>>>
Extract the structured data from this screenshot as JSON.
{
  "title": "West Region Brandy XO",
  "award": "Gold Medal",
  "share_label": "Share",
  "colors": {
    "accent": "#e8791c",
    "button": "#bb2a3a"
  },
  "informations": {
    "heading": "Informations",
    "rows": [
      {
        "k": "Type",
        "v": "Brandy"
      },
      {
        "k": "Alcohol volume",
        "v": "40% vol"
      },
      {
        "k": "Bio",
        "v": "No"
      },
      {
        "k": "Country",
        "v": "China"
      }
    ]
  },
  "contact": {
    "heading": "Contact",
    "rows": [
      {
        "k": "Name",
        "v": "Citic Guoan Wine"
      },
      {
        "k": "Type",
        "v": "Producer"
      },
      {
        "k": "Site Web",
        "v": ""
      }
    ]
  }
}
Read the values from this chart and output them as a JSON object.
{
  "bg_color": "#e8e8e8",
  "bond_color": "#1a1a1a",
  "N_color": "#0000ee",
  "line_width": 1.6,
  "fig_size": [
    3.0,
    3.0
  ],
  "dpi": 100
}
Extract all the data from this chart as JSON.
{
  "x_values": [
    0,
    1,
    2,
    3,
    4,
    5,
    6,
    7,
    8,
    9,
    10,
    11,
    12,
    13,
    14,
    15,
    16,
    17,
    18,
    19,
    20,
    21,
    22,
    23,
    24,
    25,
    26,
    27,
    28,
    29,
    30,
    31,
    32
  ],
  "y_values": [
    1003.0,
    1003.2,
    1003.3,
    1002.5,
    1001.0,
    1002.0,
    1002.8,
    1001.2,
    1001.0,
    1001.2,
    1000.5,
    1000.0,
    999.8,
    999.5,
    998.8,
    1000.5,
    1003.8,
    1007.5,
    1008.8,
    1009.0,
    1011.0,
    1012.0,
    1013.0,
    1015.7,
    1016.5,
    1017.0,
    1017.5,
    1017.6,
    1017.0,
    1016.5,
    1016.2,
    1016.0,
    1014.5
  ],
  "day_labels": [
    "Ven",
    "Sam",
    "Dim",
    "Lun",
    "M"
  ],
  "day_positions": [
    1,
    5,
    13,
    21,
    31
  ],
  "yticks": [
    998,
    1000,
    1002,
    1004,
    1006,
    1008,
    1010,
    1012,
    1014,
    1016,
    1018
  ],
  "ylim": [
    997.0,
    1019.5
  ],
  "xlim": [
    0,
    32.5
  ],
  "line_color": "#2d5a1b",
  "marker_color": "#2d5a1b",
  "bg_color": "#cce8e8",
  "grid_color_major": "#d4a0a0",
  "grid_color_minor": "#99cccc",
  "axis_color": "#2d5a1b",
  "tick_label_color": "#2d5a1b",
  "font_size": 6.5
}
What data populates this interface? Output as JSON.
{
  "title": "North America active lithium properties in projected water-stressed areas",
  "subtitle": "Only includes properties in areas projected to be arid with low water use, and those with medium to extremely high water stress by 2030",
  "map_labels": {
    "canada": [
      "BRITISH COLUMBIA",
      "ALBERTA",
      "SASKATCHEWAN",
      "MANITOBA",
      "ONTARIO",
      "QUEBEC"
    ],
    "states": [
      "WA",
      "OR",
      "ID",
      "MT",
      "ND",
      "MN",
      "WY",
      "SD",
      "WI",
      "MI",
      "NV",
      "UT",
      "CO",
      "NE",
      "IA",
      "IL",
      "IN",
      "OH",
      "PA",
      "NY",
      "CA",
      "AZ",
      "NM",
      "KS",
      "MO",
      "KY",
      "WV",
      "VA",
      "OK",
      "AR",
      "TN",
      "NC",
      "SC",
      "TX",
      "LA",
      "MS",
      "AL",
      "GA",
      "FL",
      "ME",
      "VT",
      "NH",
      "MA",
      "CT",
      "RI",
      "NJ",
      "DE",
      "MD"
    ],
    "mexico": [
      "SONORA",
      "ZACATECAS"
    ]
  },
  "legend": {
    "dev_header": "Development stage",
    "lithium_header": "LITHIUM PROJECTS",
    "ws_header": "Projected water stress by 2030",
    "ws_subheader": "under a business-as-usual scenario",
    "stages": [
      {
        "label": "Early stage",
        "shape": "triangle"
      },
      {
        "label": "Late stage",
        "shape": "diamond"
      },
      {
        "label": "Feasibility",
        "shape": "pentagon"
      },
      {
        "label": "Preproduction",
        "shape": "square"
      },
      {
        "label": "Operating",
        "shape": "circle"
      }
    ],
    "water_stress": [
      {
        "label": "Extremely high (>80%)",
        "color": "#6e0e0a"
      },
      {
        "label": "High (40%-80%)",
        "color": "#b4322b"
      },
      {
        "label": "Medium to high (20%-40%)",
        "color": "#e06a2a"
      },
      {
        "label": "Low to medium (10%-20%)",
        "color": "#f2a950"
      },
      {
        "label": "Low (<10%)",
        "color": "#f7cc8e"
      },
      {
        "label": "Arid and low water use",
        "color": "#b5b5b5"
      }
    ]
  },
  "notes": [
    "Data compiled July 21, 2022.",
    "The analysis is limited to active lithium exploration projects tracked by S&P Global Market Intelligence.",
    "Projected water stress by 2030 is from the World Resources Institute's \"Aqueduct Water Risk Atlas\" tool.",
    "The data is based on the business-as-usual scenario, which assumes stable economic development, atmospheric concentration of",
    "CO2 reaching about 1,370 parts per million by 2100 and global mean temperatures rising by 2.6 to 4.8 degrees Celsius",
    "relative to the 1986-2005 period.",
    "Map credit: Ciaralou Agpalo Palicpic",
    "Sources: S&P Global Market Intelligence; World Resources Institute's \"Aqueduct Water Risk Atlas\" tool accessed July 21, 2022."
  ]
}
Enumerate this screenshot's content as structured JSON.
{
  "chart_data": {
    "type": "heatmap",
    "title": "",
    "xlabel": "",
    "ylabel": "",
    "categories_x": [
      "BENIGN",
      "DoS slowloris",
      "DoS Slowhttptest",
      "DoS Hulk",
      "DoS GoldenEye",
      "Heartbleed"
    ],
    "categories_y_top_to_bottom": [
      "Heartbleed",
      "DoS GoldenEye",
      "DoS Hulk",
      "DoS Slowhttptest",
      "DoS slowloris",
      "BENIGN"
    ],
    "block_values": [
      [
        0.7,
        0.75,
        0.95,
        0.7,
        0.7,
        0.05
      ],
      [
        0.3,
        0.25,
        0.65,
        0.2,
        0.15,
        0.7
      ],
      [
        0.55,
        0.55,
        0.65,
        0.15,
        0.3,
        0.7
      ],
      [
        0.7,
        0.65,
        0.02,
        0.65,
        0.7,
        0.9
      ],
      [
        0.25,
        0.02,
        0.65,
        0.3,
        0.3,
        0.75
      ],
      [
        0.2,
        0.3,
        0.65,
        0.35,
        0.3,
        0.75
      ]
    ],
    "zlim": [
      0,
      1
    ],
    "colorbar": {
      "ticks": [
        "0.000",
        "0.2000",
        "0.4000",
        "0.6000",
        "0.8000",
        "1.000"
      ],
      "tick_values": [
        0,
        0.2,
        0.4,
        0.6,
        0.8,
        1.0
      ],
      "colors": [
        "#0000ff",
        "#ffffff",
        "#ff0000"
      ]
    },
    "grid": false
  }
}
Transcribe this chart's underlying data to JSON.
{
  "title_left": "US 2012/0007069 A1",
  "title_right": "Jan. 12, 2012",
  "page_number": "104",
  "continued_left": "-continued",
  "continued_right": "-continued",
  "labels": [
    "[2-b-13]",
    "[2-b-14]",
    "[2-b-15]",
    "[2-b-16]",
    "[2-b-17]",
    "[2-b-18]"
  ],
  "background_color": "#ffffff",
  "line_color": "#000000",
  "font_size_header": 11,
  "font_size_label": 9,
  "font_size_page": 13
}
<<<
● PROBLEM DETAILS:
Keep only the lines that hold the string "Institute", and copy them out.

● RESULT OF THIS TASK:
    "Projected water stress by 2030 is from the World Resources Institute's \"Aqueduct Water Risk Atlas\" tool.",
    "Sources: S&P Global Market Intelligence; World Resources Institute's \"Aqueduct Water Risk Atlas\" tool accessed July 21, 2022."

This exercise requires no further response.